- Data shown:

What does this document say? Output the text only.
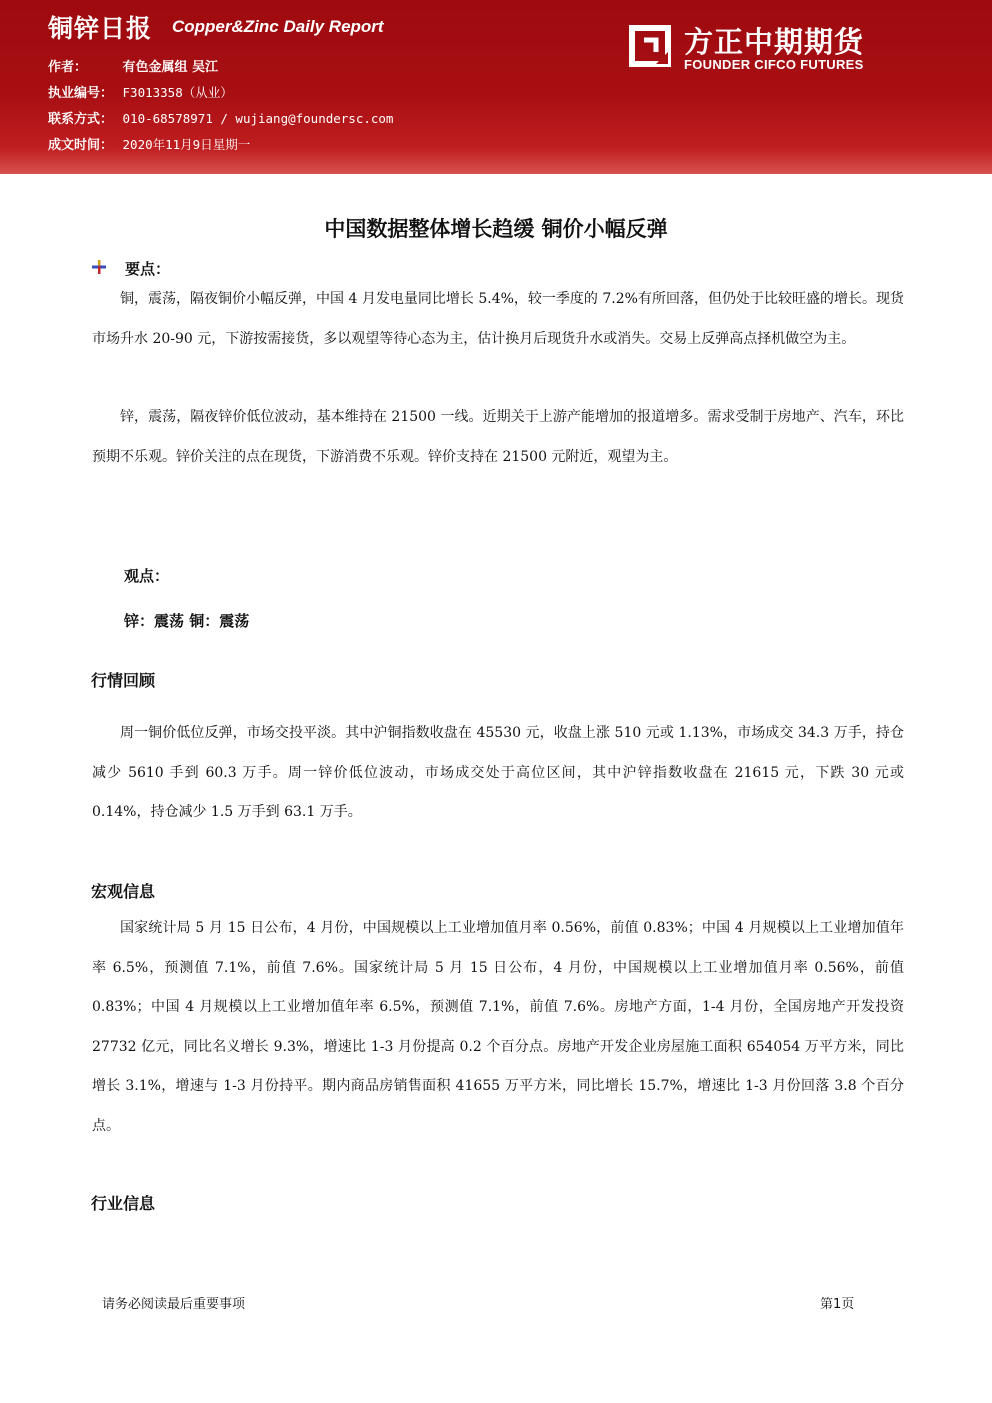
铜锌日报 Copper&Zinc Daily Report
作者：	有色金属组 吴江
执业编号： F3013358（从业）
联系方式： 010-68578971 / wujiang@foundersc.com
成文时间： 2020年11月9日星期一
方正中期期货
FOUNDER CIFCO FUTURES
中国数据整体增长趋缓 铜价小幅反弹
要点：

铜，震荡，隔夜铜价小幅反弹，中国 4 月发电量同比增长 5.4%，较一季度的 7.2%有所回落，但仍处于比较旺盛的增长。现货市场升水 20-90 元，下游按需接货，多以观望等待心态为主，估计换月后现货升水或消失。交易上反弹高点择机做空为主。

锌，震荡，隔夜锌价低位波动，基本维持在 21500 一线。近期关于上游产能增加的报道增多。需求受制于房地产、汽车，环比预期不乐观。锌价关注的点在现货，下游消费不乐观。锌价支持在 21500 元附近，观望为主。

观点：
锌：震荡 铜：震荡
行情回顾

周一铜价低位反弹，市场交投平淡。其中沪铜指数收盘在 45530 元，收盘上涨 510 元或 1.13%，市场成交 34.3 万手，持仓减少 5610 手到 60.3 万手。周一锌价低位波动，市场成交处于高位区间，其中沪锌指数收盘在 21615 元，下跌 30 元或 0.14%，持仓减少 1.5 万手到 63.1 万手。

宏观信息

国家统计局 5 月 15 日公布，4 月份，中国规模以上工业增加值月率 0.56%，前值 0.83%；中国 4 月规模以上工业增加值年率 6.5%，预测值 7.1%，前值 7.6%。国家统计局 5 月 15 日公布，4 月份，中国规模以上工业增加值月率 0.56%，前值 0.83%；中国 4 月规模以上工业增加值年率 6.5%，预测值 7.1%，前值 7.6%。房地产方面，1-4 月份，全国房地产开发投资 27732 亿元，同比名义增长 9.3%，增速比 1-3 月份提高 0.2 个百分点。房地产开发企业房屋施工面积 654054 万平方米，同比增长 3.1%，增速与 1-3 月份持平。期内商品房销售面积 41655 万平方米，同比增长 15.7%，增速比 1-3 月份回落 3.8 个百分点。

行业信息
请务必阅读最后重要事项	第1页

- The task: Reproduce all the records verbatim, excluding images.

- Result for this task:
What does this document say? Output the text only.
铜锌日报 Copper&Zinc Daily Report
作者：	有色金属组 吴江
执业编号： F3013358（从业）
联系方式： 010-68578971 / wujiang@foundersc.com
成文时间： 2020年11月9日星期一
方正中期期货
FOUNDER CIFCO FUTURES
中国数据整体增长趋缓 铜价小幅反弹
要点：

铜，震荡，隔夜铜价小幅反弹，中国 4 月发电量同比增长 5.4%，较一季度的 7.2%有所回落，但仍处于比较旺盛的增长。现货市场升水 20-90 元，下游按需接货，多以观望等待心态为主，估计换月后现货升水或消失。交易上反弹高点择机做空为主。

锌，震荡，隔夜锌价低位波动，基本维持在 21500 一线。近期关于上游产能增加的报道增多。需求受制于房地产、汽车，环比预期不乐观。锌价关注的点在现货，下游消费不乐观。锌价支持在 21500 元附近，观望为主。

观点：
锌：震荡 铜：震荡
行情回顾

周一铜价低位反弹，市场交投平淡。其中沪铜指数收盘在 45530 元，收盘上涨 510 元或 1.13%，市场成交 34.3 万手，持仓减少 5610 手到 60.3 万手。周一锌价低位波动，市场成交处于高位区间，其中沪锌指数收盘在 21615 元，下跌 30 元或 0.14%，持仓减少 1.5 万手到 63.1 万手。

宏观信息

国家统计局 5 月 15 日公布，4 月份，中国规模以上工业增加值月率 0.56%，前值 0.83%；中国 4 月规模以上工业增加值年率 6.5%，预测值 7.1%，前值 7.6%。国家统计局 5 月 15 日公布，4 月份，中国规模以上工业增加值月率 0.56%，前值 0.83%；中国 4 月规模以上工业增加值年率 6.5%，预测值 7.1%，前值 7.6%。房地产方面，1-4 月份，全国房地产开发投资 27732 亿元，同比名义增长 9.3%，增速比 1-3 月份提高 0.2 个百分点。房地产开发企业房屋施工面积 654054 万平方米，同比增长 3.1%，增速与 1-3 月份持平。期内商品房销售面积 41655 万平方米，同比增长 15.7%，增速比 1-3 月份回落 3.8 个百分点。

行业信息
请务必阅读最后重要事项	第1页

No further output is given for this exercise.